#### SUPPLIED DATA:
# # # # #
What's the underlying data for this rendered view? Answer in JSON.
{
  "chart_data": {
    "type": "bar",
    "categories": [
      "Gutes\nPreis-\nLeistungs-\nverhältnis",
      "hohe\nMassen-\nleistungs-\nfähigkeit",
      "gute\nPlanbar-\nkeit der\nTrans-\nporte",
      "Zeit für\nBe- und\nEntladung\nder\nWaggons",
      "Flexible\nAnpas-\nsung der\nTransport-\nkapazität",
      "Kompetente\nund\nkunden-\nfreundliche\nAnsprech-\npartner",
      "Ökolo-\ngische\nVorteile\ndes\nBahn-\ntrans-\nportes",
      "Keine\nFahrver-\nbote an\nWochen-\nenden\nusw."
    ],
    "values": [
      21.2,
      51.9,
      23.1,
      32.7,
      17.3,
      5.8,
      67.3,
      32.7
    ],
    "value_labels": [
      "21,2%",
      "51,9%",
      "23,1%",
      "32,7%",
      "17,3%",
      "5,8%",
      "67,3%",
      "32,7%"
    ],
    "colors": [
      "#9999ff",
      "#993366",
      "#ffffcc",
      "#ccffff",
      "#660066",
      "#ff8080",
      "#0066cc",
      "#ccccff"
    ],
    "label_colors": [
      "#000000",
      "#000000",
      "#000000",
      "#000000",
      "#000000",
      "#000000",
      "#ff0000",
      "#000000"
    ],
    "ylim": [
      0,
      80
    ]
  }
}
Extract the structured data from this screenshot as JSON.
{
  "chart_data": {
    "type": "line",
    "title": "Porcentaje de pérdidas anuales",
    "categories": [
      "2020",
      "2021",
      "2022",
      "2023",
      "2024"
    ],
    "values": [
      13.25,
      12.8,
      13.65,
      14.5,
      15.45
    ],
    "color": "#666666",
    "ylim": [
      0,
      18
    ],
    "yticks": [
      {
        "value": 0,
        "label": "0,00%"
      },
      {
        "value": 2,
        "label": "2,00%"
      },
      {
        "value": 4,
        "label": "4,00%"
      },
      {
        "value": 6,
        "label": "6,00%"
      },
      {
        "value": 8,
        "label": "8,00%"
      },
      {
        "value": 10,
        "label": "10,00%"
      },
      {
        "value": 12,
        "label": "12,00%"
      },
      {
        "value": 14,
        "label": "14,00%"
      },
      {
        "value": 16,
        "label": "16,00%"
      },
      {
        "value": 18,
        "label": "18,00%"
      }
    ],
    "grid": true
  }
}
# # # # #
#### THE EXERCISE:
Scan the listing above. Collect all lines with the word "this".

#### REPLY TO THE TASK:
What's the underlying data for this rendered view? Answer in JSON.
Extract the structured data from this screenshot as JSON.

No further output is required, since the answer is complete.